> _TRECHO DO DOCUMENTO_
A lógica da ação e o ciclo da prosperidade

08/04/2015

A lógica da ação e o ciclo da prosperidade

Uma das principais discussões da filosofia se concentra no debate sobre até que ponto a mente humana é apenas um subproduto da realidade objetiva e, consequentemente, até que ponto devemos confiar na razão para a busca de conhecimento.

A visão predominante afirma que é na realidade objetiva que devemos buscar e comprovar todo o tipo de conhecimento acessível à mente, mesmo nas ciências sociais, de forma que qualquer teoria ou hipótese sobre o mundo ou sobre a mente deve estar amparada em dados empíricos.  

Assim, os empiristas e positivistas argumentam que os racionalistas, por apresentarem elaborações a partir de conceitos e noções sem qualquer vínculo evidente com a experiência, seriam dogmáticos, sendo suas elaborações incapazes de constituir um conhecimento cientificamente válido.

> _ENUNCIADO 1_
Pode repetir, sem nenhuma alteração, o trecho do texto sobre a lógica da ação que vai de "A visão predominante" até "um conhecimento cientificamente válido.", incluindo os dois extremos?
Os registros não têm relação alguma com o texto sobre a lógica da ação.

(Registros de caixas rotuladas)
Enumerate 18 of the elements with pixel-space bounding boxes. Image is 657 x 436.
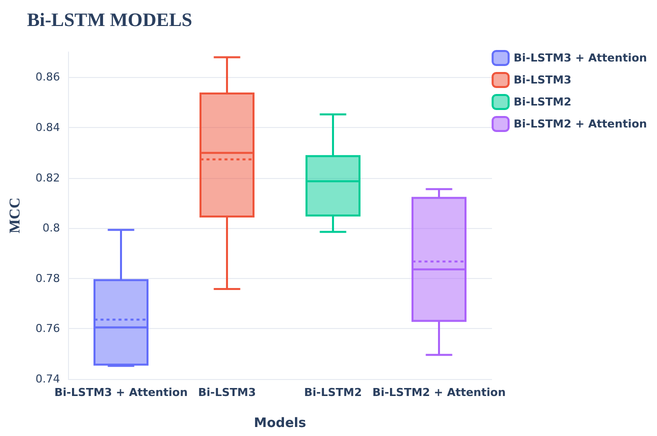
x-axis-title: Models [254,416,306,431]
chart-title: Bi-LSTM MODELS [27,10,192,31]
legend-label: Bi-LSTM3 [514,74,572,86]
x-tick-label: Bi-LSTM2 + Attention [372,386,506,399]
legend-label: Bi-LSTM3 + Attention [514,52,648,64]
legend-label: Bi-LSTM2 + Attention [514,118,648,130]
y-tick-label: 0.76 [36,322,60,336]
y-tick-label: 0.86 [36,70,60,84]
legend-label: Bi-LSTM2 [514,96,572,108]
x-tick-label: Bi-LSTM3 + Attention [54,386,188,399]
y-tick-label: 0.82 [36,171,60,184]
y-tick-label: 0.74 [36,372,60,386]
y-axis-title: MCC [8,198,24,234]
x-tick-label: Bi-LSTM2 [304,386,362,399]
y-tick-label: 0.78 [36,272,60,285]
y-tick-label: 0.8 [42,222,60,235]
y-tick-label: 0.84 [36,120,60,134]
x-tick-label: Bi-LSTM3 [198,386,256,399]
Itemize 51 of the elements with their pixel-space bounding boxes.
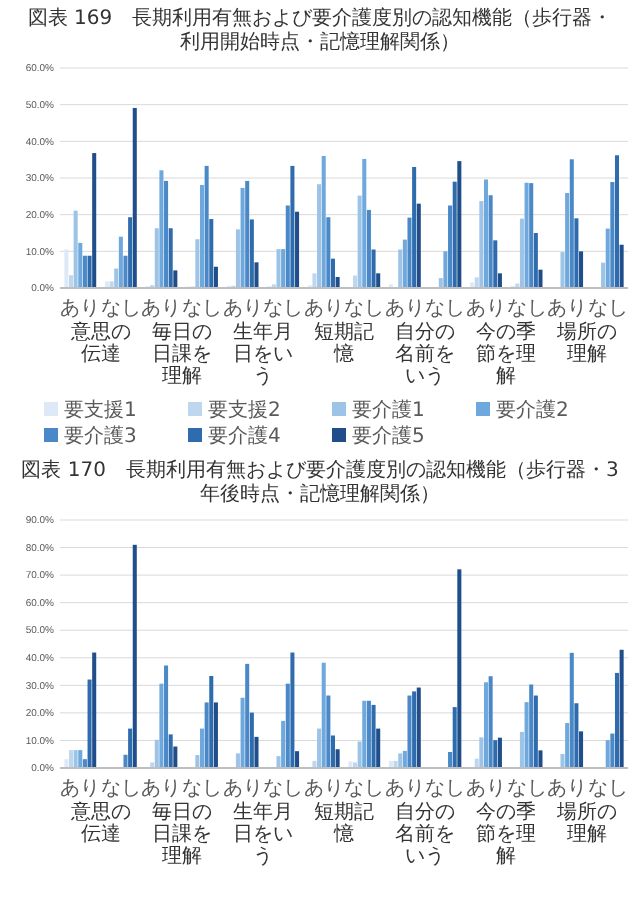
text: 自分の名前をいう — [395, 800, 456, 868]
x-tick-label: あり — [141, 778, 182, 800]
x-tick-label: なし — [182, 778, 222, 800]
x-tick-label: あり — [466, 298, 506, 320]
legend-label: 要支援2 — [208, 398, 281, 422]
text: 毎日の日課を理解 — [151, 800, 212, 868]
x-tick-label: なし — [425, 778, 466, 800]
legend-label: 要介護5 — [352, 424, 425, 448]
x-tick-label: あり — [547, 298, 588, 320]
x-tick-label: あり — [60, 778, 101, 800]
text: 場所の理解 — [555, 320, 618, 366]
x-tick-label: あり — [60, 298, 101, 320]
chart-title: 図表 170 長期利用有無および要介護度別の認知機能（歩行器・3年後時点・記憶理解関係） — [21, 458, 619, 506]
x-tick-label: なし — [506, 778, 547, 800]
text: 意思の伝達 — [68, 320, 131, 366]
x-tick-label: なし — [100, 778, 141, 800]
x-tick-label: あり — [303, 298, 344, 320]
x-tick-label: なし — [344, 298, 385, 320]
x-tick-label: あり — [384, 778, 425, 800]
legend-label: 要介護1 — [352, 398, 425, 422]
x-tick-label: あり — [141, 298, 182, 320]
x-tick-label: なし — [182, 298, 222, 320]
text: 今の季節を理解 — [476, 800, 537, 868]
x-tick-label: なし — [263, 298, 304, 320]
x-tick-label: あり — [384, 298, 425, 320]
text: 意思の伝達 — [68, 800, 131, 846]
x-tick-label: なし — [263, 778, 304, 800]
legend-label: 要介護4 — [208, 424, 281, 448]
text: 短期記憶 — [314, 320, 374, 366]
x-tick-label: あり — [466, 778, 506, 800]
text: 短期記憶 — [314, 800, 374, 846]
x-tick-label: なし — [344, 778, 385, 800]
x-tick-label: なし — [100, 298, 141, 320]
text: 生年月日をいう — [232, 320, 293, 388]
text: 場所の理解 — [555, 800, 618, 846]
legend-label: 要支援1 — [64, 398, 137, 422]
x-tick-label: あり — [303, 778, 344, 800]
x-tick-label: なし — [587, 298, 628, 320]
chart-title: 図表 169 長期利用有無および要介護度別の認知機能（歩行器・利用開始時点・記憶理解関係） — [27, 6, 613, 54]
text: 今の季節を理解 — [476, 320, 537, 388]
x-tick-label: あり — [222, 298, 263, 320]
x-tick-label: なし — [506, 298, 547, 320]
legend-label: 要介護2 — [496, 398, 569, 422]
x-tick-label: なし — [425, 298, 466, 320]
text: 生年月日をいう — [232, 800, 293, 868]
x-tick-label: なし — [587, 778, 628, 800]
text: 毎日の日課を理解 — [151, 320, 212, 388]
legend-label: 要介護3 — [64, 424, 137, 448]
x-tick-label: あり — [547, 778, 588, 800]
text: 自分の名前をいう — [395, 320, 456, 388]
x-tick-label: あり — [222, 778, 263, 800]
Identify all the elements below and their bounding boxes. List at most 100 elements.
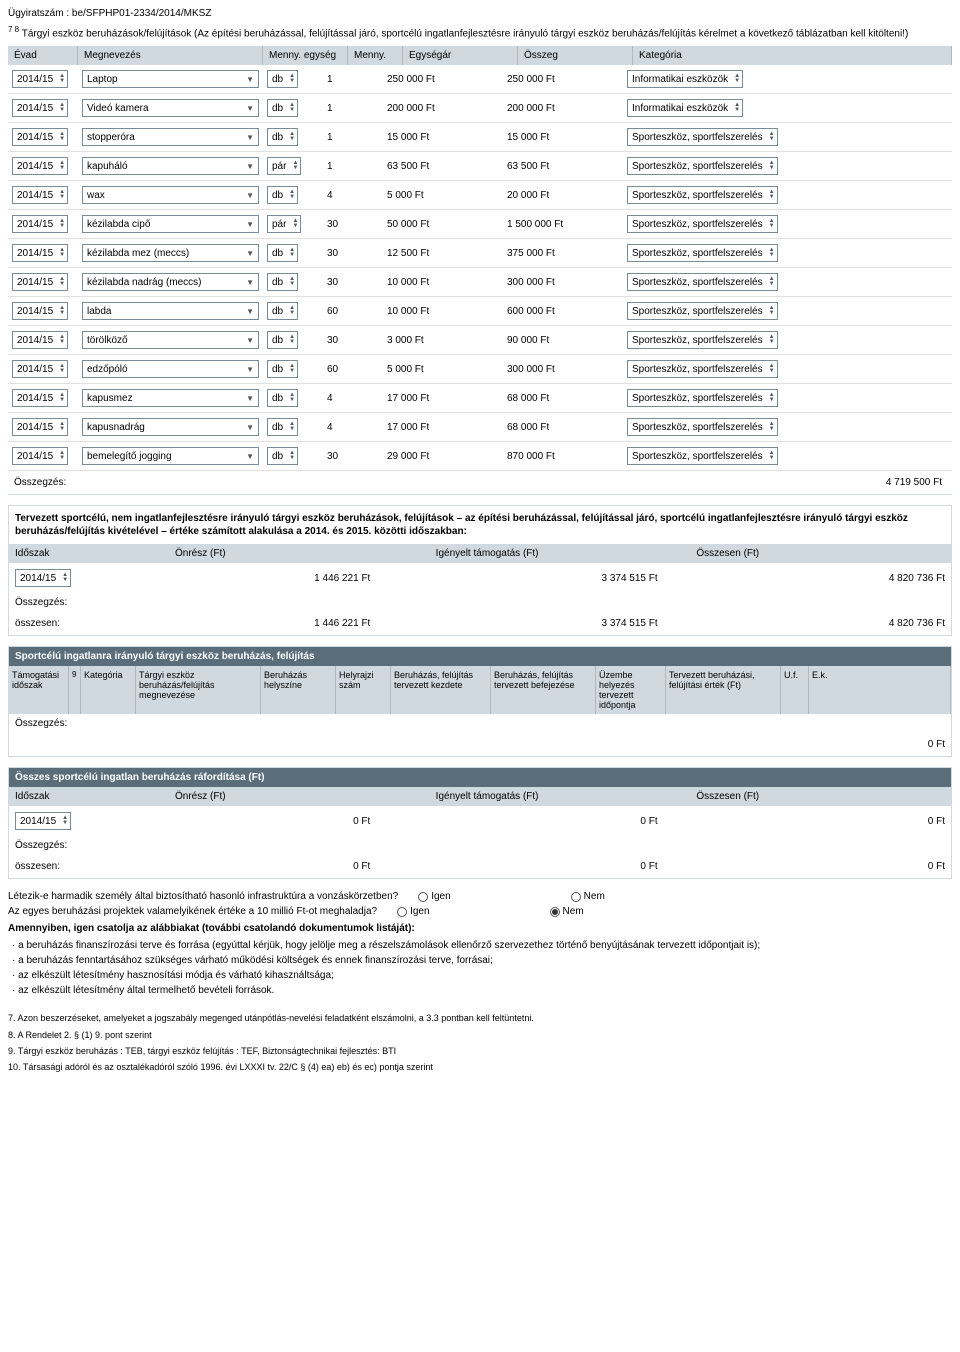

> _ENUNCIADO 2_
Pode reproduzir fielmente as linhas dos registros entre a que contém "x-axis-title: Models [254,416,306,431]" e a que contém "Itemize 51 of", inclusive?

> _RESOLUÇÃO 1_
A visão predominante afirma que é na realidade objetiva que devemos buscar e comprovar todo o tipo de conhecimento acessível à mente, mesmo nas ciências sociais, de forma que qualquer teoria ou hipótese sobre o mundo ou sobre a mente deve estar amparada em dados empíricos.  

Assim, os empiristas e positivistas argumentam que os racionalistas, por apresentarem elaborações a partir de conceitos e noções sem qualquer vínculo evidente com a experiência, seriam dogmáticos, sendo suas elaborações incapazes de constituir um conhecimento cientificamente válido.

> _RESOLUÇÃO 2_
x-axis-title: Models [254,416,306,431]
chart-title: Bi-LSTM MODELS [27,10,192,31]
legend-label: Bi-LSTM3 [514,74,572,86]
x-tick-label: Bi-LSTM2 + Attention [372,386,506,399]
legend-label: Bi-LSTM3 + Attention [514,52,648,64]
legend-label: Bi-LSTM2 + Attention [514,118,648,130]
y-tick-label: 0.76 [36,322,60,336]
y-tick-label: 0.86 [36,70,60,84]
legend-label: Bi-LSTM2 [514,96,572,108]
x-tick-label: Bi-LSTM3 + Attention [54,386,188,399]
y-tick-label: 0.82 [36,171,60,184]
y-tick-label: 0.74 [36,372,60,386]
y-axis-title: MCC [8,198,24,234]
x-tick-label: Bi-LSTM2 [304,386,362,399]
y-tick-label: 0.78 [36,272,60,285]
y-tick-label: 0.8 [42,222,60,235]
y-tick-label: 0.84 [36,120,60,134]
x-tick-label: Bi-LSTM3 [198,386,256,399]
Itemize 51 of the elements with their pixel-space bounding boxes.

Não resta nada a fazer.